▸ **Entries**
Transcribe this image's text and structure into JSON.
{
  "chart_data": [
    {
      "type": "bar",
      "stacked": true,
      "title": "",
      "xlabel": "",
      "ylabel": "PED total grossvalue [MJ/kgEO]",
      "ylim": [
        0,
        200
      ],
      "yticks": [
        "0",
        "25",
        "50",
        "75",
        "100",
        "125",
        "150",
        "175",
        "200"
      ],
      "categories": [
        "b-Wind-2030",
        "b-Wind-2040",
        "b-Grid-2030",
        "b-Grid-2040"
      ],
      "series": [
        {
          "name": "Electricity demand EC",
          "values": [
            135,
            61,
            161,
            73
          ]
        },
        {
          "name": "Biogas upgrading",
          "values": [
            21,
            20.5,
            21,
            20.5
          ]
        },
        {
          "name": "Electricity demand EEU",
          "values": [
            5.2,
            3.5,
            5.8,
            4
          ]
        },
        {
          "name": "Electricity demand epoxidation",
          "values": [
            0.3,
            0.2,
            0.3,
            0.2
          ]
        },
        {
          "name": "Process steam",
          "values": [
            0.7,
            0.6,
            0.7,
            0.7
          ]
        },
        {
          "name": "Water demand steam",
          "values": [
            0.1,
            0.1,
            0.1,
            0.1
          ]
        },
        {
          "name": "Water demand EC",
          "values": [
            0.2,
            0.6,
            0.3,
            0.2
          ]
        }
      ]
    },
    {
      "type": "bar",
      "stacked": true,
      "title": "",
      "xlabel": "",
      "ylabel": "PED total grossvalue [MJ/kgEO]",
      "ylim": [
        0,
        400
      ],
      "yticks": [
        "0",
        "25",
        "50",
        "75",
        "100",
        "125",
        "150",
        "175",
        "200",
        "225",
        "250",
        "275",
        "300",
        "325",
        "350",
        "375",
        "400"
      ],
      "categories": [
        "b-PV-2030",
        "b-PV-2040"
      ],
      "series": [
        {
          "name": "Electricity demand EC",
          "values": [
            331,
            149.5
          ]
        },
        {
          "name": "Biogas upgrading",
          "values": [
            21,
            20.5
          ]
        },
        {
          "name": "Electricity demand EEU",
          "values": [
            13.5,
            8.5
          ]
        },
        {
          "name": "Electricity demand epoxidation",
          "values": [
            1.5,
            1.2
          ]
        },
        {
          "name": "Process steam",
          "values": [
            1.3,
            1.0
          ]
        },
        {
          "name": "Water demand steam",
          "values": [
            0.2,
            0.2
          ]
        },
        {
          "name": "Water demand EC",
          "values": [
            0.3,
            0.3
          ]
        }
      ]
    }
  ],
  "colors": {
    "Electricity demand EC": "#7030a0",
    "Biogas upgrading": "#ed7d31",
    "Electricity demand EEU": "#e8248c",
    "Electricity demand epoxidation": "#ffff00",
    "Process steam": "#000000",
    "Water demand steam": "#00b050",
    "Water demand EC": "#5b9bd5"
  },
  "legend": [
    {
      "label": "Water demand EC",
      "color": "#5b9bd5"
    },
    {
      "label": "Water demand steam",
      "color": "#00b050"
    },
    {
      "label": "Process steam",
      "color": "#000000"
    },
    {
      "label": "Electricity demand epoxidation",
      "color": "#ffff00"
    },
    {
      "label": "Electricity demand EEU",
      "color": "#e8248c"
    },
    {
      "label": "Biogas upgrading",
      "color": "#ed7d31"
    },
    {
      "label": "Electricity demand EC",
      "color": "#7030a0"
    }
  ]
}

▸ **What the task asks**
Identify every line above with the string "upgrading" in it. Copy those lines.

▸ **Task solution**
          "name": "Biogas upgrading",
          "name": "Biogas upgrading",
    "Biogas upgrading": "#ed7d31",
      "label": "Biogas upgrading",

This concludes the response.